» OBJECTIVE: Copy out the listing that follows, exact in every word, and skip the images.

-------- EXERCISE MATERIALS --------

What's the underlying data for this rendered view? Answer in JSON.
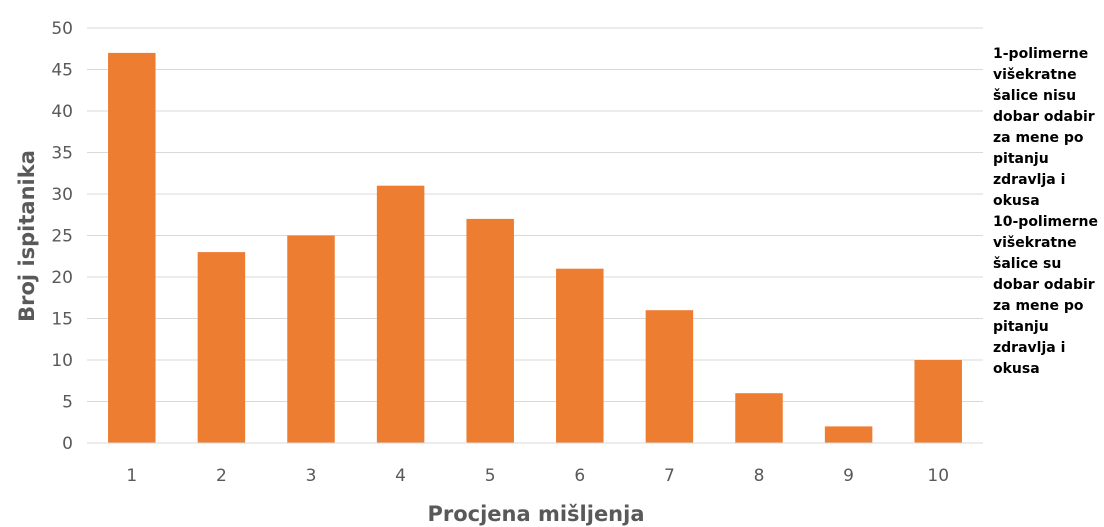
{
  "chart_data": {
    "type": "bar",
    "categories": [
      "1",
      "2",
      "3",
      "4",
      "5",
      "6",
      "7",
      "8",
      "9",
      "10"
    ],
    "values": [
      47,
      23,
      25,
      31,
      27,
      21,
      16,
      6,
      2,
      10
    ],
    "xlabel": "Procjena mišljenja",
    "ylabel": "Broj ispitanika",
    "ylim": [
      0,
      50
    ],
    "yticks": [
      0,
      5,
      10,
      15,
      20,
      25,
      30,
      35,
      40,
      45,
      50
    ],
    "grid": true,
    "bar_color": "#ED7D31",
    "grid_color": "#D9D9D9",
    "annotations": [
      "1-polimerne višekratne šalice nisu dobar odabir za mene po pitanju zdravlja i okusa",
      "10-polimerne višekratne šalice su dobar odabir za mene po pitanju zdravlja i okusa"
    ]
  }
}
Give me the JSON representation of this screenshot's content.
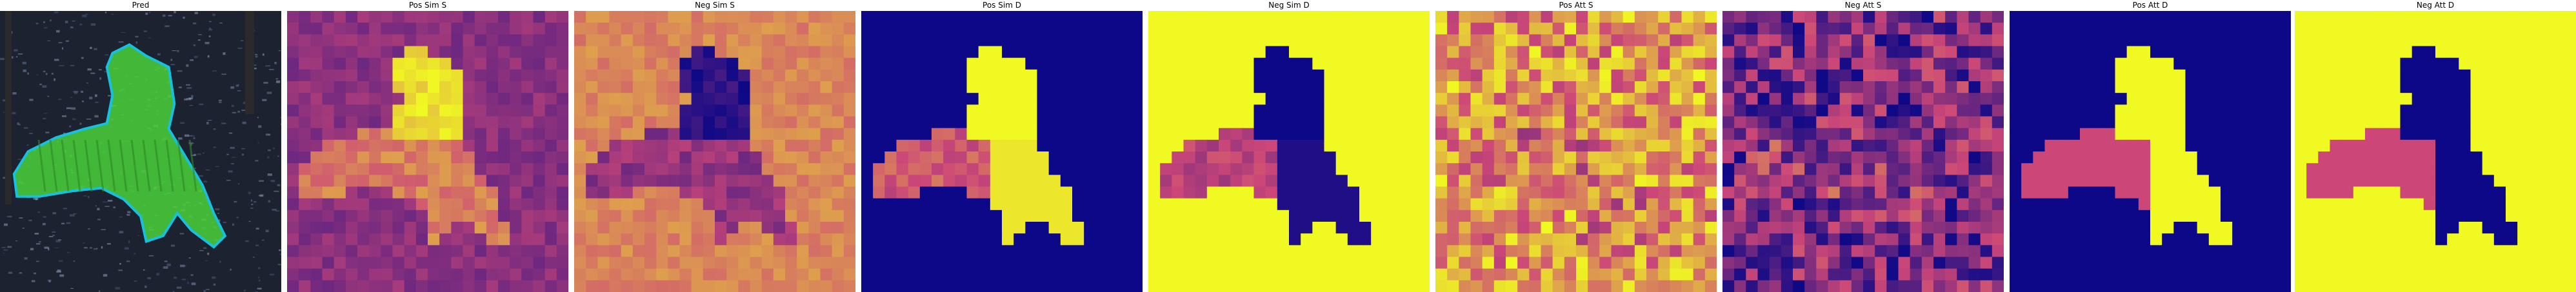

--------

» RESULT OF THIS TASK:
What's the underlying data for this rendered view? Answer in JSON.
{
  "chart_data": {
    "type": "bar",
    "categories": [
      "1",
      "2",
      "3",
      "4",
      "5",
      "6",
      "7",
      "8",
      "9",
      "10"
    ],
    "values": [
      47,
      23,
      25,
      31,
      27,
      21,
      16,
      6,
      2,
      10
    ],
    "xlabel": "Procjena mišljenja",
    "ylabel": "Broj ispitanika",
    "ylim": [
      0,
      50
    ],
    "yticks": [
      0,
      5,
      10,
      15,
      20,
      25,
      30,
      35,
      40,
      45,
      50
    ],
    "grid": true,
    "bar_color": "#ED7D31",
    "grid_color": "#D9D9D9",
    "annotations": [
      "1-polimerne višekratne šalice nisu dobar odabir za mene po pitanju zdravlja i okusa",
      "10-polimerne višekratne šalice su dobar odabir za mene po pitanju zdravlja i okusa"
    ]
  }
}
Give me the JSON representation of this screenshot's content.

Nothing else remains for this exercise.